◆ JOB
Look through the listing and locate every line containing the word "name"; copy those lines.

[Figure record listings]
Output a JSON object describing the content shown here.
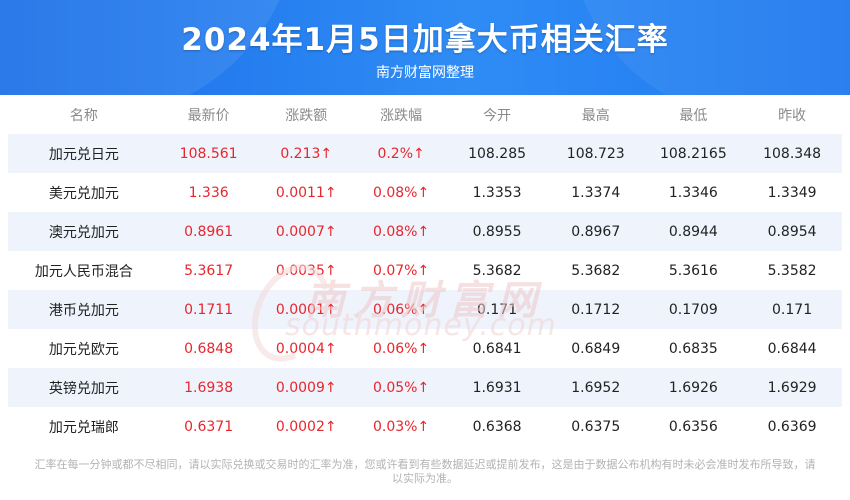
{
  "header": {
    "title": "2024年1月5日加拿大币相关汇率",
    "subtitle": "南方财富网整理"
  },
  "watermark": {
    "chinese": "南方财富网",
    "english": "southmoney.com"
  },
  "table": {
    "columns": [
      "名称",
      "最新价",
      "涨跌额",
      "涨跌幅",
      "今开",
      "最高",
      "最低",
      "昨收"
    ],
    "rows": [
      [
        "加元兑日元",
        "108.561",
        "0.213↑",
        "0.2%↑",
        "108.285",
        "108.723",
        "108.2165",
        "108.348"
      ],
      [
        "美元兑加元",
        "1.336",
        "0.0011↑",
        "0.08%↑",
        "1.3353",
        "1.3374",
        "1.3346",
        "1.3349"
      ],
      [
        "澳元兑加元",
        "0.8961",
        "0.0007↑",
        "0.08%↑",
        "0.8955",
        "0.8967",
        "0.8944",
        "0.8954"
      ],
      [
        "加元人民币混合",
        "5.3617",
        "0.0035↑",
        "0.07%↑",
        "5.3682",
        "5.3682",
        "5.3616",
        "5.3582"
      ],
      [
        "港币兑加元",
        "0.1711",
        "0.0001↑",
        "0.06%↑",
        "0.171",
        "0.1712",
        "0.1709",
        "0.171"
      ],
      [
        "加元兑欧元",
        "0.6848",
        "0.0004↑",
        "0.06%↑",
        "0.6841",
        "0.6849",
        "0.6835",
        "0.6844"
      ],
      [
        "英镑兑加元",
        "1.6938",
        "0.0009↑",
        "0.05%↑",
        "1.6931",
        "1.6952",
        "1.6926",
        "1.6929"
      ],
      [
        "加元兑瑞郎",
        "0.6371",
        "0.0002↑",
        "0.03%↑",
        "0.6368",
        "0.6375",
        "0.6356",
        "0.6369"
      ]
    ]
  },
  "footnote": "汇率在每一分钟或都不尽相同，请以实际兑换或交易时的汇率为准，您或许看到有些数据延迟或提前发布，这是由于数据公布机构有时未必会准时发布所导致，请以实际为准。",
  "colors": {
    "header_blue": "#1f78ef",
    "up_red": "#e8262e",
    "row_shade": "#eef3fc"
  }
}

==

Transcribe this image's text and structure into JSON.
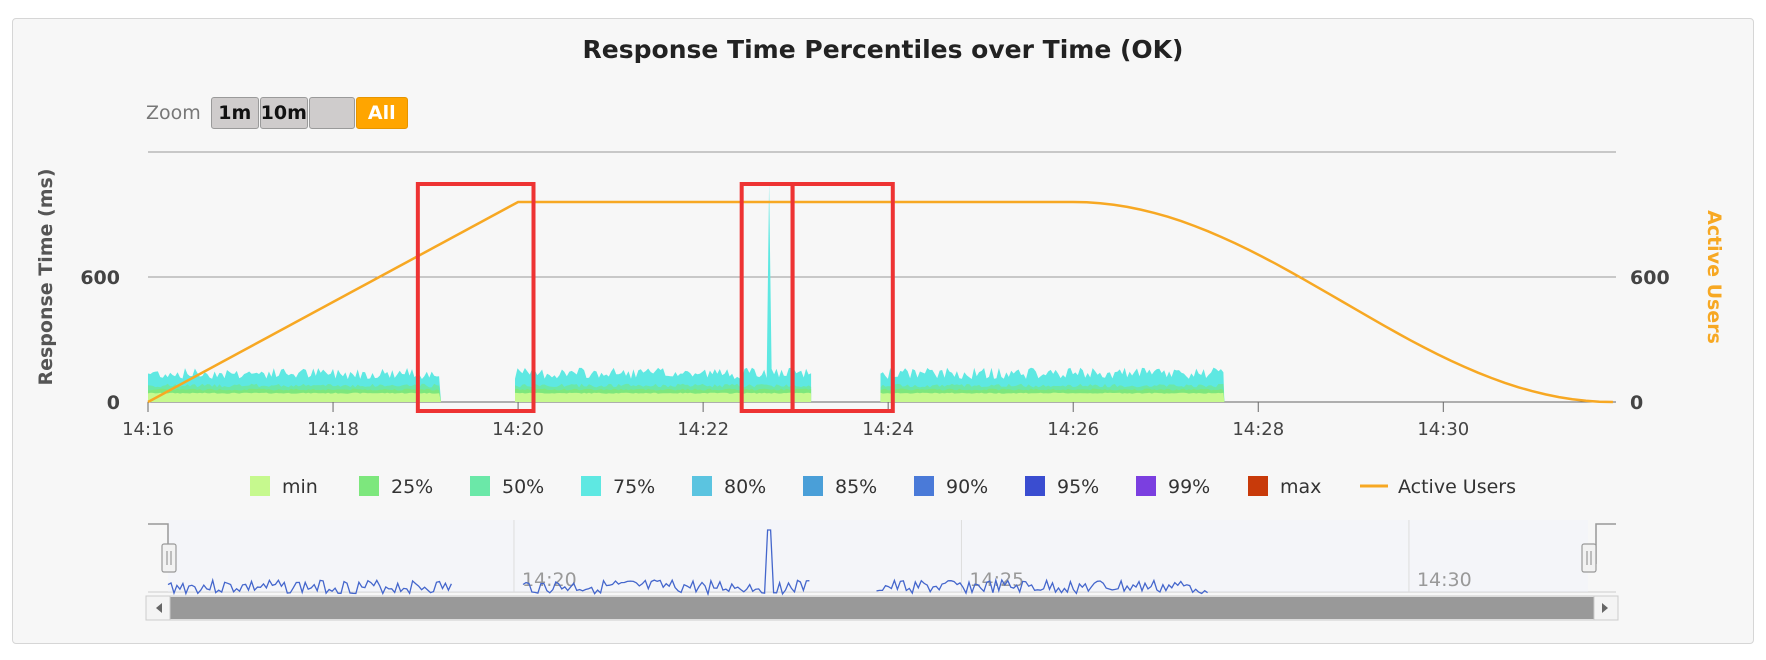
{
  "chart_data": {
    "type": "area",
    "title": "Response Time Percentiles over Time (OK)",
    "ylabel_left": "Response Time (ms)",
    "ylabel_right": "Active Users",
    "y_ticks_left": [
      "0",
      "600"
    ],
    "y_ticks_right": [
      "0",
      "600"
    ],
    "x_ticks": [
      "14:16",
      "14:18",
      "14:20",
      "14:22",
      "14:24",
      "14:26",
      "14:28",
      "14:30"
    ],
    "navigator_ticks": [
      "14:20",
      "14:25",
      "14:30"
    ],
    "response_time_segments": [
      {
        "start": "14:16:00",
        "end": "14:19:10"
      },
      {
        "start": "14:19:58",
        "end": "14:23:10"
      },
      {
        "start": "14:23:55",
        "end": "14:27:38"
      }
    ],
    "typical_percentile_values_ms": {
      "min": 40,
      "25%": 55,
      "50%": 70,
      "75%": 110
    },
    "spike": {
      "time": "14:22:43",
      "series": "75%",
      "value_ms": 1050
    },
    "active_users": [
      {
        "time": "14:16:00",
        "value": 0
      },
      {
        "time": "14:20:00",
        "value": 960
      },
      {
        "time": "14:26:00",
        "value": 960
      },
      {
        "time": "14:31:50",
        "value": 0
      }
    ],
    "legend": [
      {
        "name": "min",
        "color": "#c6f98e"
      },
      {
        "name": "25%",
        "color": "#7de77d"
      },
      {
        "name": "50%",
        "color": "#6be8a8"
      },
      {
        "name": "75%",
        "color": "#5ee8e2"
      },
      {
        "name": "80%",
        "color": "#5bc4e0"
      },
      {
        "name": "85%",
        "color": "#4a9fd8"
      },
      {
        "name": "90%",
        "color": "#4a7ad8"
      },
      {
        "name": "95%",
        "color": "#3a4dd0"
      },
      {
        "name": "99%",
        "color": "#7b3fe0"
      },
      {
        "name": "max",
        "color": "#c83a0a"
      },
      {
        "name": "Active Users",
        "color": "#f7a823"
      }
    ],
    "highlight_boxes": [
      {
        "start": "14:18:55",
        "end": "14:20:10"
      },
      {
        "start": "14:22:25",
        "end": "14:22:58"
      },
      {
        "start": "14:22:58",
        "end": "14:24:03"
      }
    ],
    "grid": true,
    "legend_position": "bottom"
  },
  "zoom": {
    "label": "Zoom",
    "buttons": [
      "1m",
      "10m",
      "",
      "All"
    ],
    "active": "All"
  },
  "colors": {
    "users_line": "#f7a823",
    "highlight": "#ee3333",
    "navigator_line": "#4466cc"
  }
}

◆ EXERCISE OUTPUT
        "name": "min",
        "name": "25%",
        "name": "50%",
        "name": "75%",
        "name": "80%",
        "name": "85%",
        "name": "90%",
        "name": "95%",
        "name": "99%",
        "name": "max",
        "name": "Active Users",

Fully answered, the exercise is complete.